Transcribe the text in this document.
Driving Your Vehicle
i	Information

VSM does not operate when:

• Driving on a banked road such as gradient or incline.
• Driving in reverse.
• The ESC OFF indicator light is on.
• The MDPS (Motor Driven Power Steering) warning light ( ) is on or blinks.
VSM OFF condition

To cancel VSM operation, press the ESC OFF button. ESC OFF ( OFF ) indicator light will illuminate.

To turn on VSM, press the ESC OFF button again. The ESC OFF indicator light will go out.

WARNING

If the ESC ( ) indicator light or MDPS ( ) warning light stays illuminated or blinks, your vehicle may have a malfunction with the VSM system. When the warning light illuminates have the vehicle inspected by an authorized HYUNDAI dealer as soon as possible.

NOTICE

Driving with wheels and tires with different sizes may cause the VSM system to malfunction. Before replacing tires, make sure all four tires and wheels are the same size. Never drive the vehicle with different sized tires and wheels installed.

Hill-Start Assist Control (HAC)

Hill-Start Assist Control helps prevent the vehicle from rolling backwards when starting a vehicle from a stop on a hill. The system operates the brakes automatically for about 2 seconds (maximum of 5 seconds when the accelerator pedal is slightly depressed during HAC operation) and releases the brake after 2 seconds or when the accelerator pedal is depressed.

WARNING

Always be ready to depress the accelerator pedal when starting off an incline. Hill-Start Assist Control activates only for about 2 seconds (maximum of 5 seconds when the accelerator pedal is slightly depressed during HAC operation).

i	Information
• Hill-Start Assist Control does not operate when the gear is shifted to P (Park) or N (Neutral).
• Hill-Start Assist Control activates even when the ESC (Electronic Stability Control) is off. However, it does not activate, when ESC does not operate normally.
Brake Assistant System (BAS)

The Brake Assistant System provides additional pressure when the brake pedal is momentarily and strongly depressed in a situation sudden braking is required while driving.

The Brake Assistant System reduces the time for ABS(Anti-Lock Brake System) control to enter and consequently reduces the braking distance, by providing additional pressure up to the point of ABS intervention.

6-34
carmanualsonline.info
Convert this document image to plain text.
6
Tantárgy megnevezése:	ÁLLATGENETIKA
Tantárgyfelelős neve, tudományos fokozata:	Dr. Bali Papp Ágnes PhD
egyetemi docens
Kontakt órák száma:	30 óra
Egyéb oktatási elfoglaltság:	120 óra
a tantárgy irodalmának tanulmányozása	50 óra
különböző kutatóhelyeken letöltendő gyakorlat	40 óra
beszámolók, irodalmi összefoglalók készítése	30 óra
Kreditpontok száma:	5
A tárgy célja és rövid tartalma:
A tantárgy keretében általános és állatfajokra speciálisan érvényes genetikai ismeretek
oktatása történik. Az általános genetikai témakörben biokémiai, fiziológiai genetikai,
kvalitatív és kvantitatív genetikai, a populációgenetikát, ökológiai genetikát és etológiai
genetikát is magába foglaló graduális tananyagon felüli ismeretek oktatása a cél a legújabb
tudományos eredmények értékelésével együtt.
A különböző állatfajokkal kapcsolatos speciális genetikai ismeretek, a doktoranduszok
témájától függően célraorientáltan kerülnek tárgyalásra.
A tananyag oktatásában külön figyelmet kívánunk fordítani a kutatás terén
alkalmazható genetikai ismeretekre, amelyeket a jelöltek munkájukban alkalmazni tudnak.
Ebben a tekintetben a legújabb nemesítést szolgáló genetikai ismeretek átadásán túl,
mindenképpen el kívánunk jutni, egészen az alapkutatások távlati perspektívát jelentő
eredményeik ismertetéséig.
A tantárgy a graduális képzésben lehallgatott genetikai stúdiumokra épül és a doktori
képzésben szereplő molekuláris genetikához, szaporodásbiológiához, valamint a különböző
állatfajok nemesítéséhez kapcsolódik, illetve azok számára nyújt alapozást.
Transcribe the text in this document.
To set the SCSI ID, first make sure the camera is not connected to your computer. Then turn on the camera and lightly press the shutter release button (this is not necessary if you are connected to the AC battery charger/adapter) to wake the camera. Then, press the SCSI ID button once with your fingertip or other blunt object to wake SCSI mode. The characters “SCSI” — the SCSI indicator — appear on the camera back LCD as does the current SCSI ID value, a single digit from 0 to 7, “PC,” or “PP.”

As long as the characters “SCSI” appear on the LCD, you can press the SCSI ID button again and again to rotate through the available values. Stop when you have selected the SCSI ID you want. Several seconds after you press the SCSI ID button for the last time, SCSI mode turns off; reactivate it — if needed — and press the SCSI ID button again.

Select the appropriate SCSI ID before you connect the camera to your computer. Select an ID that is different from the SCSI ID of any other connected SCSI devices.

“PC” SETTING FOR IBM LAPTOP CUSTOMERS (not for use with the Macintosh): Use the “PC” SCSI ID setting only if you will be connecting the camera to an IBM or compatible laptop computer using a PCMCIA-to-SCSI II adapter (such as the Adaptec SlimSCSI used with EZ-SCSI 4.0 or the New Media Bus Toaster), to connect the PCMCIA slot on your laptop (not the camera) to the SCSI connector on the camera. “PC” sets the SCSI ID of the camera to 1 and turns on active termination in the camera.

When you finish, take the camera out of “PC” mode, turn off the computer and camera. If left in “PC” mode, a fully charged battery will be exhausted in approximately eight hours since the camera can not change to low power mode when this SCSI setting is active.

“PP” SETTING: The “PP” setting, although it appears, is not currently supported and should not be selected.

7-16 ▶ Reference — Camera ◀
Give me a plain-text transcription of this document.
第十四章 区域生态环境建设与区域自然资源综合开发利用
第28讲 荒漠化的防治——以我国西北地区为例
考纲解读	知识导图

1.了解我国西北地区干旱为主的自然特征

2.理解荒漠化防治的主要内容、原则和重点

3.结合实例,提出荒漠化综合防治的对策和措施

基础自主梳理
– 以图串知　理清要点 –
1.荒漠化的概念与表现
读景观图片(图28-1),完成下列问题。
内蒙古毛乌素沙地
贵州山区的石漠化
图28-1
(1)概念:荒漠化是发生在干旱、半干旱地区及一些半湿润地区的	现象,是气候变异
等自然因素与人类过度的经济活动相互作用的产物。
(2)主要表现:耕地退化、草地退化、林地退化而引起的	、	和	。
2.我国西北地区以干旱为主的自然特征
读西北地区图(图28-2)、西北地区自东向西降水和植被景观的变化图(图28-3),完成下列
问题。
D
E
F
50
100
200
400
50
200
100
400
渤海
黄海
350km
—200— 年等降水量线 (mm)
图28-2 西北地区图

_ _ _ _ _

Would you give again, word for word, every line from the one with "Give me a plain-text" through the final line of the listing above?

• Exercise solution:
Give me a plain-text transcription of this document.
第十四章 区域生态环境建设与区域自然资源综合开发利用
第28讲 荒漠化的防治——以我国西北地区为例
考纲解读	知识导图

1.了解我国西北地区干旱为主的自然特征

2.理解荒漠化防治的主要内容、原则和重点

3.结合实例,提出荒漠化综合防治的对策和措施

基础自主梳理
– 以图串知　理清要点 –
1.荒漠化的概念与表现
读景观图片(图28-1),完成下列问题。
内蒙古毛乌素沙地
贵州山区的石漠化
图28-1
(1)概念:荒漠化是发生在干旱、半干旱地区及一些半湿润地区的	现象,是气候变异
等自然因素与人类过度的经济活动相互作用的产物。
(2)主要表现:耕地退化、草地退化、林地退化而引起的	、	和	。
2.我国西北地区以干旱为主的自然特征
读西北地区图(图28-2)、西北地区自东向西降水和植被景观的变化图(图28-3),完成下列
问题。
D
E
F
50
100
200
400
50
200
100
400
渤海
黄海
350km
—200— 年等降水量线 (mm)
图28-2 西北地区图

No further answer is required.